Skip the pictures and extract all of the lines exactly as written.

[Provided entries start]

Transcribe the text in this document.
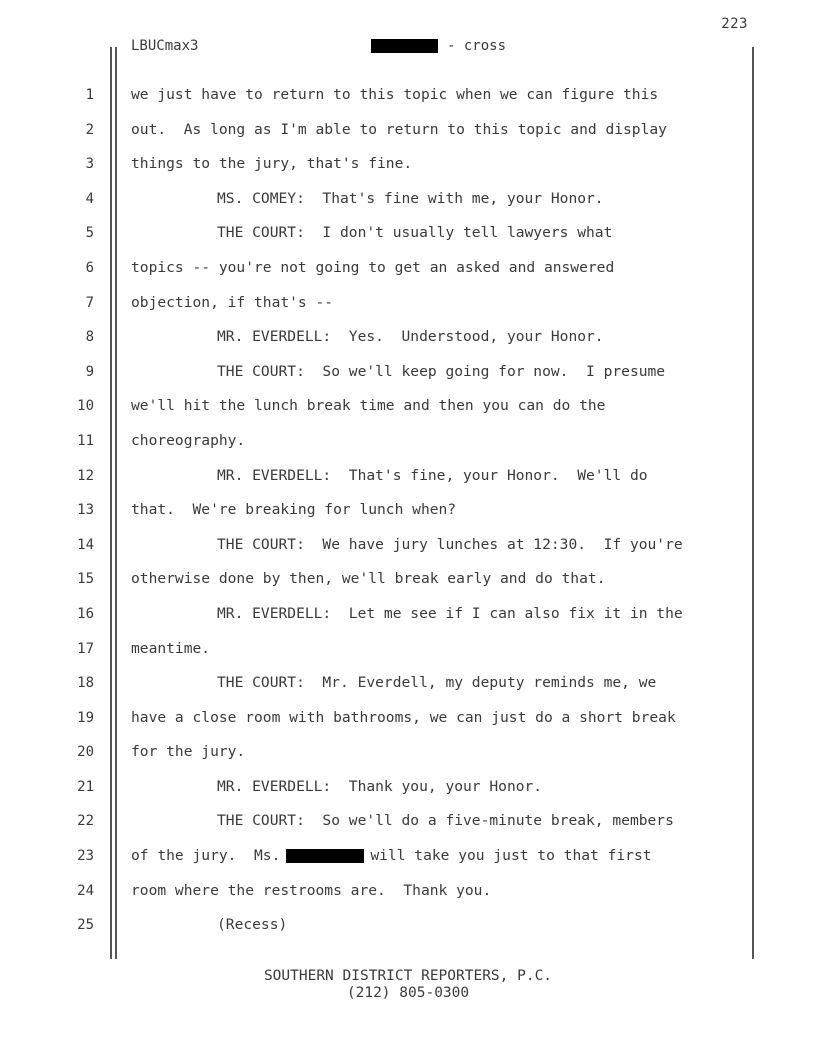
223
LBUCmax3	- cross
1
2
3
4
5
6
7
8
9
10
11
12
13
14
15
16
17
18
19
20
21
22
23
24
25
we just have to return to this topic when we can figure this
out.  As long as I'm able to return to this topic and display
things to the jury, that's fine.
MS. COMEY:  That's fine with me, your Honor.
THE COURT:  I don't usually tell lawyers what
topics -- you're not going to get an asked and answered
objection, if that's --
MR. EVERDELL:  Yes.  Understood, your Honor.
THE COURT:  So we'll keep going for now.  I presume
we'll hit the lunch break time and then you can do the
choreography.
MR. EVERDELL:  That's fine, your Honor.  We'll do
that.  We're breaking for lunch when?
THE COURT:  We have jury lunches at 12:30.  If you're
otherwise done by then, we'll break early and do that.
MR. EVERDELL:  Let me see if I can also fix it in the
meantime.
THE COURT:  Mr. Everdell, my deputy reminds me, we
have a close room with bathrooms, we can just do a short break
for the jury.
MR. EVERDELL:  Thank you, your Honor.
THE COURT:  So we'll do a five-minute break, members
of the jury.  Ms.	will take you just to that first
room where the restrooms are.  Thank you.
(Recess)
SOUTHERN DISTRICT REPORTERS, P.C.
(212) 805-0300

[Provided entries end]

■ Correct result:
Transcribe the text in this document.
223
LBUCmax3	- cross
1
2
3
4
5
6
7
8
9
10
11
12
13
14
15
16
17
18
19
20
21
22
23
24
25
we just have to return to this topic when we can figure this
out.  As long as I'm able to return to this topic and display
things to the jury, that's fine.
MS. COMEY:  That's fine with me, your Honor.
THE COURT:  I don't usually tell lawyers what
topics -- you're not going to get an asked and answered
objection, if that's --
MR. EVERDELL:  Yes.  Understood, your Honor.
THE COURT:  So we'll keep going for now.  I presume
we'll hit the lunch break time and then you can do the
choreography.
MR. EVERDELL:  That's fine, your Honor.  We'll do
that.  We're breaking for lunch when?
THE COURT:  We have jury lunches at 12:30.  If you're
otherwise done by then, we'll break early and do that.
MR. EVERDELL:  Let me see if I can also fix it in the
meantime.
THE COURT:  Mr. Everdell, my deputy reminds me, we
have a close room with bathrooms, we can just do a short break
for the jury.
MR. EVERDELL:  Thank you, your Honor.
THE COURT:  So we'll do a five-minute break, members
of the jury.  Ms.	will take you just to that first
room where the restrooms are.  Thank you.
(Recess)
SOUTHERN DISTRICT REPORTERS, P.C.
(212) 805-0300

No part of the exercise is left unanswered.